(Records)
----------
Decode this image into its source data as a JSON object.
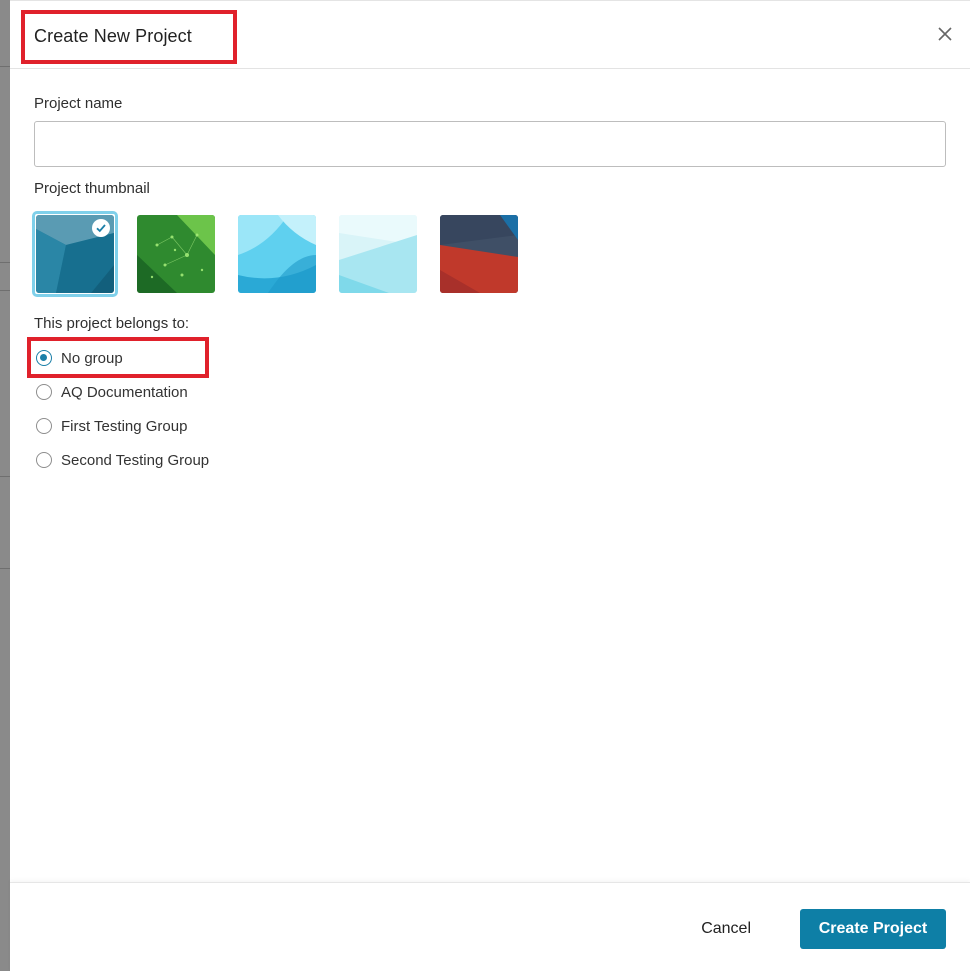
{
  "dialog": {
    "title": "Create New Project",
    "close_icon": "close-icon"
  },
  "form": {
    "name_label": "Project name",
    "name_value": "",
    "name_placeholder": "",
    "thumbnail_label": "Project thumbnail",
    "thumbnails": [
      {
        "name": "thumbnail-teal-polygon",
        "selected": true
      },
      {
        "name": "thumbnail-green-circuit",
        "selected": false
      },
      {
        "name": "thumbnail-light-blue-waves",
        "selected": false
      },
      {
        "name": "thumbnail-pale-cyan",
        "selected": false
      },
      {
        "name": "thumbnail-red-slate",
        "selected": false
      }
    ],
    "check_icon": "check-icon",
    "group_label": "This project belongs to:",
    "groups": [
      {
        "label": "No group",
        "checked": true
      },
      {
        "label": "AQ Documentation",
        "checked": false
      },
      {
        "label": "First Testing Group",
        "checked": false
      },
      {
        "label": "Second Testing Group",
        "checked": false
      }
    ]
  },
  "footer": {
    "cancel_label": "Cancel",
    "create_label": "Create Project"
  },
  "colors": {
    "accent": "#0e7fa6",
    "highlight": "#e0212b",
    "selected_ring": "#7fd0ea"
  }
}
----------
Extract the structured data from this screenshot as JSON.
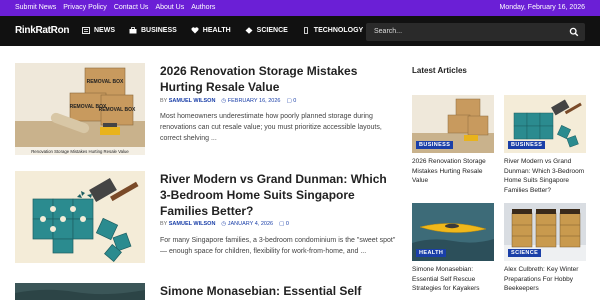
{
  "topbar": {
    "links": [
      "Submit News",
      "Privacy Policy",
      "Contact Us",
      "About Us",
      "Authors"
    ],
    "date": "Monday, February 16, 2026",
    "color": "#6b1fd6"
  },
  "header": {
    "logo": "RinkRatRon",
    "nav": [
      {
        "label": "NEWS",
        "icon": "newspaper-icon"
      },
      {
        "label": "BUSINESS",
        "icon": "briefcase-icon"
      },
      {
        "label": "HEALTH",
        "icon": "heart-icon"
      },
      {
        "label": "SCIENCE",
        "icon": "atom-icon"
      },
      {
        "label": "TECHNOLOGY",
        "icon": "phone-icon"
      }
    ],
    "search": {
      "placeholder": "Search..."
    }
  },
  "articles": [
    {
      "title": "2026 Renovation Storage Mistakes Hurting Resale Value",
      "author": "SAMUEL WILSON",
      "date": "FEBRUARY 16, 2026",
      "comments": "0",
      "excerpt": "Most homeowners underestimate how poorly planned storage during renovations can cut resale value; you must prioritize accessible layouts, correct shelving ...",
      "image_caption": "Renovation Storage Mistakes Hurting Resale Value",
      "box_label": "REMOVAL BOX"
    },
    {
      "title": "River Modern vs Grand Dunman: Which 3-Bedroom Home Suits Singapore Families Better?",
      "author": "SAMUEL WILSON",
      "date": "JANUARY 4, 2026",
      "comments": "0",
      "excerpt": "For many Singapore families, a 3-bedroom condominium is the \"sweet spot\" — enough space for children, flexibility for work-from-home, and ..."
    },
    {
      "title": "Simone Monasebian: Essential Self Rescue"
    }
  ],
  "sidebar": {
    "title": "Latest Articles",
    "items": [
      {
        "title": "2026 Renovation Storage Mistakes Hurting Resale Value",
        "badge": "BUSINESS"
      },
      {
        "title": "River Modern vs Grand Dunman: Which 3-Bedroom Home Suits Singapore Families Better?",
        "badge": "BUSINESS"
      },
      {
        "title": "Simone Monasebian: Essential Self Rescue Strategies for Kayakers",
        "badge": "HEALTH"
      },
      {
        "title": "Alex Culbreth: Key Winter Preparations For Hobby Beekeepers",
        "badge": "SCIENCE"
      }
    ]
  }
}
----------
== AIM ==
Select every line in the material above where the string "Modern" occurs, and copy it.

== OUTPUT OF THE TASK ==
      "title": "River Modern vs Grand Dunman: Which 3-Bedroom Home Suits Singapore Families Better?",
        "title": "River Modern vs Grand Dunman: Which 3-Bedroom Home Suits Singapore Families Better?",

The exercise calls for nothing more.